• _WHAT IS ASKED_: Print the records below word for word, but leave out the pictures.

• _AVAILABLE DATA_:

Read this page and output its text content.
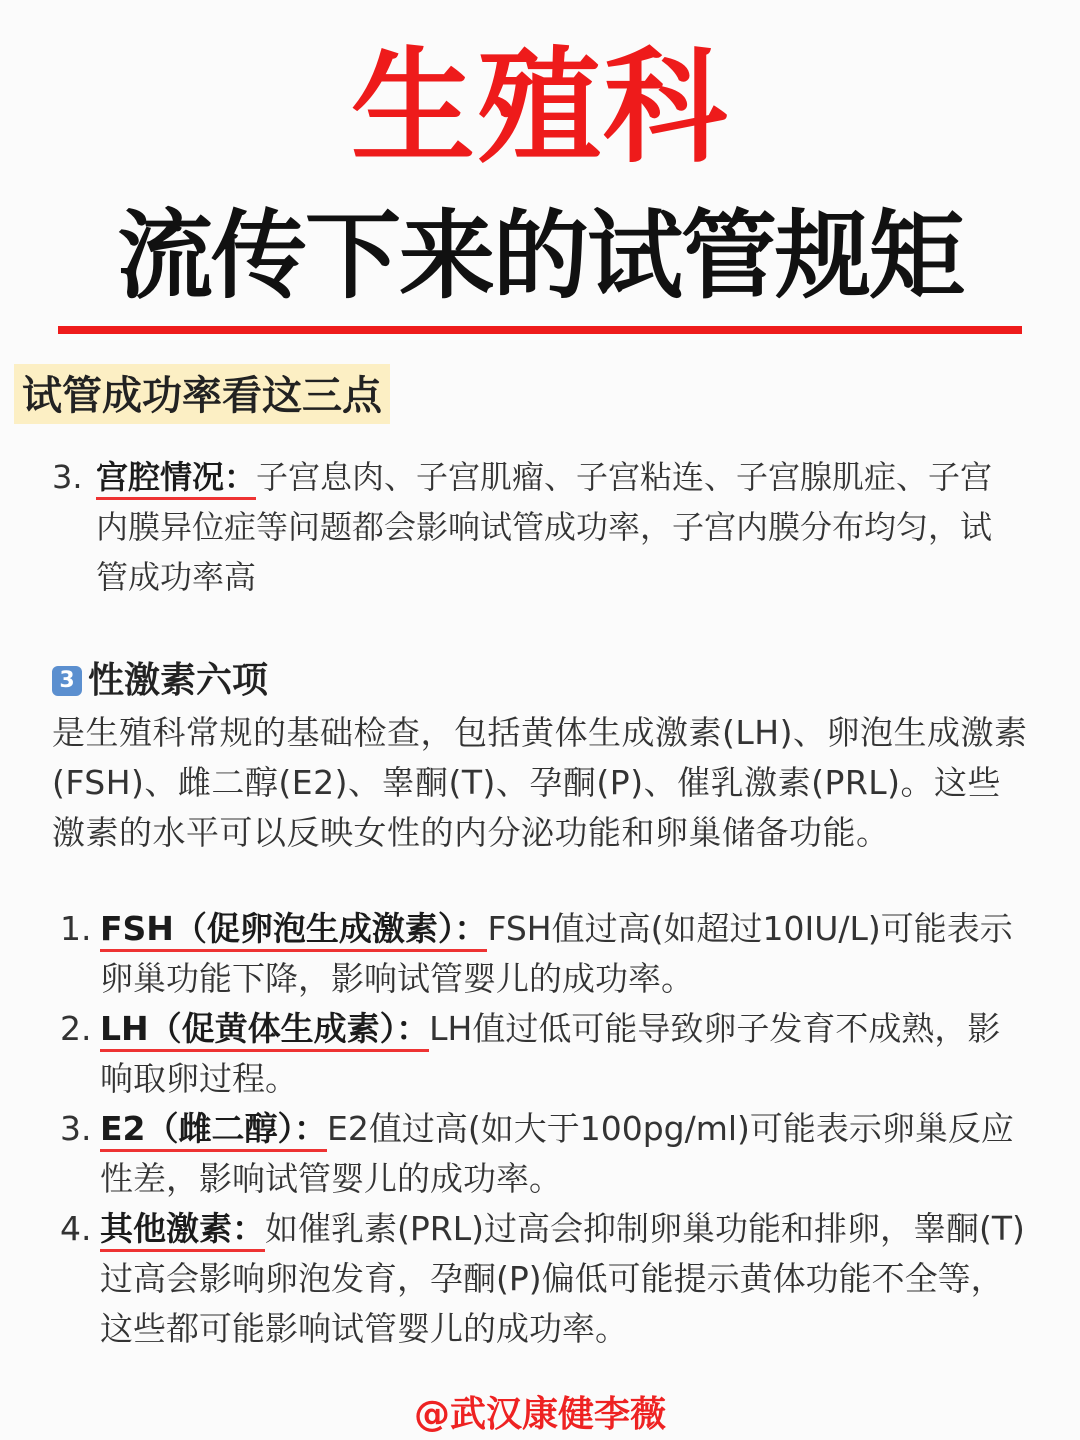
生殖科
流传下来的试管规矩
试管成功率看这三点
3. 宫腔情况：子宫息肉、子宫肌瘤、子宫粘连、子宫腺肌症、子宫内膜异位症等问题都会影响试管成功率，子宫内膜分布均匀，试管成功率高
3 性激素六项
是生殖科常规的基础检查，包括黄体生成激素(LH)、卵泡生成激素(FSH)、雌二醇(E2)、睾酮(T)、孕酮(P)、催乳激素(PRL)。这些激素的水平可以反映女性的内分泌功能和卵巢储备功能。
1. FSH（促卵泡生成激素）：FSH值过高(如超过10IU/L)可能表示卵巢功能下降，影响试管婴儿的成功率。
2. LH（促黄体生成素）：LH值过低可能导致卵子发育不成熟，影响取卵过程。
3. E2（雌二醇）：E2值过高(如大于100pg/ml)可能表示卵巢反应性差，影响试管婴儿的成功率。
4. 其他激素：如催乳素(PRL)过高会抑制卵巢功能和排卵，睾酮(T)过高会影响卵泡发育，孕酮(P)偏低可能提示黄体功能不全等，这些都可能影响试管婴儿的成功率。
@武汉康健李薇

• _COMPLETED TASK_:
Read this page and output its text content.
生殖科
流传下来的试管规矩
试管成功率看这三点
3. 宫腔情况：子宫息肉、子宫肌瘤、子宫粘连、子宫腺肌症、子宫内膜异位症等问题都会影响试管成功率，子宫内膜分布均匀，试管成功率高
3 性激素六项
是生殖科常规的基础检查，包括黄体生成激素(LH)、卵泡生成激素(FSH)、雌二醇(E2)、睾酮(T)、孕酮(P)、催乳激素(PRL)。这些激素的水平可以反映女性的内分泌功能和卵巢储备功能。
1. FSH（促卵泡生成激素）：FSH值过高(如超过10IU/L)可能表示卵巢功能下降，影响试管婴儿的成功率。
2. LH（促黄体生成素）：LH值过低可能导致卵子发育不成熟，影响取卵过程。
3. E2（雌二醇）：E2值过高(如大于100pg/ml)可能表示卵巢反应性差，影响试管婴儿的成功率。
4. 其他激素：如催乳素(PRL)过高会抑制卵巢功能和排卵，睾酮(T)过高会影响卵泡发育，孕酮(P)偏低可能提示黄体功能不全等，这些都可能影响试管婴儿的成功率。
@武汉康健李薇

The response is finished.